» **Stated task**: From the listing below, extract each line containing the string "this".

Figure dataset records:
================================

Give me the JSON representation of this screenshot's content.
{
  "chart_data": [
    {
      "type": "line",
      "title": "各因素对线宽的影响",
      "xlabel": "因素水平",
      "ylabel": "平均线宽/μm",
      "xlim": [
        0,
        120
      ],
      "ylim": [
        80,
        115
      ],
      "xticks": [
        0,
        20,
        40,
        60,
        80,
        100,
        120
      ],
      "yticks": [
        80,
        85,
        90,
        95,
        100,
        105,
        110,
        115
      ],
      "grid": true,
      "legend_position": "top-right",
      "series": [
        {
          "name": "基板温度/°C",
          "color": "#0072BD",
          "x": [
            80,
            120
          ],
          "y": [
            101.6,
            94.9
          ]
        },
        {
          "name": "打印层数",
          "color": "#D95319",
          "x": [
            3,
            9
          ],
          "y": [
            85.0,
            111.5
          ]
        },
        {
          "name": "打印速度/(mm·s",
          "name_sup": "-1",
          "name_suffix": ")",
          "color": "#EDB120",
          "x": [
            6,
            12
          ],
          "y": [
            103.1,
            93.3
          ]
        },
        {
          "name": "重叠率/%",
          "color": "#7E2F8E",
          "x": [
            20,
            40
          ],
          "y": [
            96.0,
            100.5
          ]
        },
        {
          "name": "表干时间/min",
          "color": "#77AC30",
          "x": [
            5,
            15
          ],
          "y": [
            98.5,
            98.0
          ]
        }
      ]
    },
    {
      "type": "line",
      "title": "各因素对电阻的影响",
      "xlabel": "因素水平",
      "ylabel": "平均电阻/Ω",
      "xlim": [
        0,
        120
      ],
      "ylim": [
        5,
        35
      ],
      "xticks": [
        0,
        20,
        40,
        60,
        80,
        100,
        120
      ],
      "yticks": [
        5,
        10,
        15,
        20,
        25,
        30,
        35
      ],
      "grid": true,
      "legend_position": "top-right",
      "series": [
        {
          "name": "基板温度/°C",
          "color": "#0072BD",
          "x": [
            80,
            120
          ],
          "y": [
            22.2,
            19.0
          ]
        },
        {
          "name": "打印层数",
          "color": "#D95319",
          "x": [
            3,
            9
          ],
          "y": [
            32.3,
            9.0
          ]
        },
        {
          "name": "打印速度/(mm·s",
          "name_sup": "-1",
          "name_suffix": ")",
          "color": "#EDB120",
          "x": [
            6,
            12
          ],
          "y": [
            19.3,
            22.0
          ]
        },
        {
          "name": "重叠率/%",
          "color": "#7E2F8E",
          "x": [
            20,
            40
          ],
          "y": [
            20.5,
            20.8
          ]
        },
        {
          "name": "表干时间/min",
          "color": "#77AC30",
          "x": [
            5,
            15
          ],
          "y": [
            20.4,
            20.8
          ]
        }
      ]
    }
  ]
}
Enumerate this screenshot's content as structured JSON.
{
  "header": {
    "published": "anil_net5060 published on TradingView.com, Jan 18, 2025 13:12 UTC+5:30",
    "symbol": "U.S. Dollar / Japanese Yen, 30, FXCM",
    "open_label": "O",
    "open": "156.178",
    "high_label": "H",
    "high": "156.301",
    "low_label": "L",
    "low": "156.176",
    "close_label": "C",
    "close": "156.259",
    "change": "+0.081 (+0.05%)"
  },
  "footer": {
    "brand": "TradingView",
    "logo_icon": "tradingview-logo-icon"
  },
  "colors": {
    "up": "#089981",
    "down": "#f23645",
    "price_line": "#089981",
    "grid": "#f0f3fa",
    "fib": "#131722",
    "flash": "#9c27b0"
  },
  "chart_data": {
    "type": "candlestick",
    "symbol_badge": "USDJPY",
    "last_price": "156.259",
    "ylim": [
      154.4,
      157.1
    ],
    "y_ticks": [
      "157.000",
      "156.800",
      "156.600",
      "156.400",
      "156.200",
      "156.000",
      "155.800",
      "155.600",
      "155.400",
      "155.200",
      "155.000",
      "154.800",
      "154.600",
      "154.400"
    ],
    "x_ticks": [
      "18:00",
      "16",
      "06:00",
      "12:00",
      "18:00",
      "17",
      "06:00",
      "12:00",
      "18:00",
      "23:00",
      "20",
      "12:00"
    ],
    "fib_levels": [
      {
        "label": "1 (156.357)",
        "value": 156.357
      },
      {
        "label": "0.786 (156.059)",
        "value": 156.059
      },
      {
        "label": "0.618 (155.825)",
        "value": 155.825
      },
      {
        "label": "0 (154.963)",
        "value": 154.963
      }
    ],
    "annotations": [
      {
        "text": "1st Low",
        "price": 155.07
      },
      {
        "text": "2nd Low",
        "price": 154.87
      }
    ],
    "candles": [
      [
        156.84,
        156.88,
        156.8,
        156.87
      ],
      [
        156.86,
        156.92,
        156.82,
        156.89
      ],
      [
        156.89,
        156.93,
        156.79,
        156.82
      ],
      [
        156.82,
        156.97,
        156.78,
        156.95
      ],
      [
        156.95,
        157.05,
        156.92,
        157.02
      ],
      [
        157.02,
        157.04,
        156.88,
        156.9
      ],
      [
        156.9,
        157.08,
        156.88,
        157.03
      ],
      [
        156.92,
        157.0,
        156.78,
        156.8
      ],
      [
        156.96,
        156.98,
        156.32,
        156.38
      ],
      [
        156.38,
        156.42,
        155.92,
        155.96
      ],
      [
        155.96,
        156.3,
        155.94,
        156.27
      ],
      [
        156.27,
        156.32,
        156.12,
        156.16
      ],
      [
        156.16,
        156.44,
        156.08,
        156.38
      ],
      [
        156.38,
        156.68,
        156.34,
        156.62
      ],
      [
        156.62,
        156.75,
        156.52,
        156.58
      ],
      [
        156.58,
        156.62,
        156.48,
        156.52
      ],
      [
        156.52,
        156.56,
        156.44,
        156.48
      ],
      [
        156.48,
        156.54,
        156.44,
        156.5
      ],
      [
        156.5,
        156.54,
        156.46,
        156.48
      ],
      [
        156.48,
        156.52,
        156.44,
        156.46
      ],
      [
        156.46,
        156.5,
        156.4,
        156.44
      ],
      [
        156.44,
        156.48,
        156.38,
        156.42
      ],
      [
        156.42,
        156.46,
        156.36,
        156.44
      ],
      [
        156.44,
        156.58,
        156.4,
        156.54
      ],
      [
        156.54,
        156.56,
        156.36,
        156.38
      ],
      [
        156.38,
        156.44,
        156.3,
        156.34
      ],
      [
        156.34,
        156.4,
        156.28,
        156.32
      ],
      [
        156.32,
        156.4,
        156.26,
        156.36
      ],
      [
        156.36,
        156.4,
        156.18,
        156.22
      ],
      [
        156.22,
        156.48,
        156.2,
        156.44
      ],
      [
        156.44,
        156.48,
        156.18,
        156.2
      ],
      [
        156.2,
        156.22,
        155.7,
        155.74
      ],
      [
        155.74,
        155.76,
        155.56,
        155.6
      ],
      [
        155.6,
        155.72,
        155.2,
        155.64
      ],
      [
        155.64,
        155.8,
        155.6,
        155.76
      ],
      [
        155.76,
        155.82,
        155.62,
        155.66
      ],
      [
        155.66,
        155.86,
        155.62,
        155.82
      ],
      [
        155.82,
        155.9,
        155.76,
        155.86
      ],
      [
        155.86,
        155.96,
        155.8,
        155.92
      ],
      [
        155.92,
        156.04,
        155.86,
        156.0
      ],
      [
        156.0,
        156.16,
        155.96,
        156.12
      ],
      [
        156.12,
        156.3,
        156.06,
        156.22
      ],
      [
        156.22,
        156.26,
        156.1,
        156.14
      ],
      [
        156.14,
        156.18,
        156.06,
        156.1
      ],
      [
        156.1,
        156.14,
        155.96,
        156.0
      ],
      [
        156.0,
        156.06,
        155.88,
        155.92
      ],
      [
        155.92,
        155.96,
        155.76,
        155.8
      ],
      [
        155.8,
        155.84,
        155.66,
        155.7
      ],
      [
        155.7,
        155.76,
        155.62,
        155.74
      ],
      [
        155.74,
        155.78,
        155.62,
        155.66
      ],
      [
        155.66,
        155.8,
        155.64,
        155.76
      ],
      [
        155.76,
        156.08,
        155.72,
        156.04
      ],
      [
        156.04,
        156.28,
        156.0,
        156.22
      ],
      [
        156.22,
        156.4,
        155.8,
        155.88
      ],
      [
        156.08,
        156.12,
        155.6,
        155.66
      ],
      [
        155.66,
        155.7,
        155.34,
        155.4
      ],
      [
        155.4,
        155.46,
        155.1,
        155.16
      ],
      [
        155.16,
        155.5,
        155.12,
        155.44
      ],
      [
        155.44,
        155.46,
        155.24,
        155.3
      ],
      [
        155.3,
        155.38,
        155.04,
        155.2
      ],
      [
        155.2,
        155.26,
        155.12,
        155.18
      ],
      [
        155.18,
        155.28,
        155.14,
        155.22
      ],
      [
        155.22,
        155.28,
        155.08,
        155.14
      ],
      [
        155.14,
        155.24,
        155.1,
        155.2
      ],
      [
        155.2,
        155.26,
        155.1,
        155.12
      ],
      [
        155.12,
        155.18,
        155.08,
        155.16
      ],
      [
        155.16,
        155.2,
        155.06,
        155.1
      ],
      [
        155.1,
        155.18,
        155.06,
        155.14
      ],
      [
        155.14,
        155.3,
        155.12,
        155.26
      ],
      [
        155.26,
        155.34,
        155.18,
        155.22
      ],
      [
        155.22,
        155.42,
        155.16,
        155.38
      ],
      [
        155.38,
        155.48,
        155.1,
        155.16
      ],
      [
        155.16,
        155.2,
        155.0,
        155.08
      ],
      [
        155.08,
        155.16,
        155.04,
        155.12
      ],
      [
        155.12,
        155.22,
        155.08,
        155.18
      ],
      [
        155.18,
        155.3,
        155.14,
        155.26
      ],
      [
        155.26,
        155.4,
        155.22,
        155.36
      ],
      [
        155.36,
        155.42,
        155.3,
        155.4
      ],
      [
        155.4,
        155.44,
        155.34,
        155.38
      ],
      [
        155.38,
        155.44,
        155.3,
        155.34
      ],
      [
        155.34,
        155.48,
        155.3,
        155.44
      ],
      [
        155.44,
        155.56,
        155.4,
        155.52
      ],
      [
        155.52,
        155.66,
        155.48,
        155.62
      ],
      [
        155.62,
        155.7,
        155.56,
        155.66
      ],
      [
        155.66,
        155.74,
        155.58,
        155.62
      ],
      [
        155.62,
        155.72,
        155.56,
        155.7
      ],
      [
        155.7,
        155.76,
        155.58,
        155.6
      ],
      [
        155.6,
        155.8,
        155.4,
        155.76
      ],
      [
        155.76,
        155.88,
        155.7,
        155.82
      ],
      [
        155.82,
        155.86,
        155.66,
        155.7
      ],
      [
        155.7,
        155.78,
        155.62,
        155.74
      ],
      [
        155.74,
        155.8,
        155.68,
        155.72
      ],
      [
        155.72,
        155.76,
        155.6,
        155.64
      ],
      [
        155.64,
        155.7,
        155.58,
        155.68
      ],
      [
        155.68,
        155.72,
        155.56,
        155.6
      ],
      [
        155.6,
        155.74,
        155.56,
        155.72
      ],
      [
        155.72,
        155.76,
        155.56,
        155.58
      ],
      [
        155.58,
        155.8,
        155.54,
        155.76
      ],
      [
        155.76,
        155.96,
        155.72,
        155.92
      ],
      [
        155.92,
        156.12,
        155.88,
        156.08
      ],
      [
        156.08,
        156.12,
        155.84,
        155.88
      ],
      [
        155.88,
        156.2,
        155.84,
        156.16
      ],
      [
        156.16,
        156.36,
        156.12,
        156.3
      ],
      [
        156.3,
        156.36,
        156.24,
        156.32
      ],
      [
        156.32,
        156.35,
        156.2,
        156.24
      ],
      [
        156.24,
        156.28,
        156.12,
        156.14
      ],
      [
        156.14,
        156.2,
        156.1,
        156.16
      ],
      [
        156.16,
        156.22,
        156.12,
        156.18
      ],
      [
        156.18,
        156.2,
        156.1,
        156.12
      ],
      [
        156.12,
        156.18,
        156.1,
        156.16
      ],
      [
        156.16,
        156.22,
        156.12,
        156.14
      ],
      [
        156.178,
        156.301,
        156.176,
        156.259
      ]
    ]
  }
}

================================

» **Worked solution**:
Give me the JSON representation of this screenshot's content.
Enumerate this screenshot's content as structured JSON.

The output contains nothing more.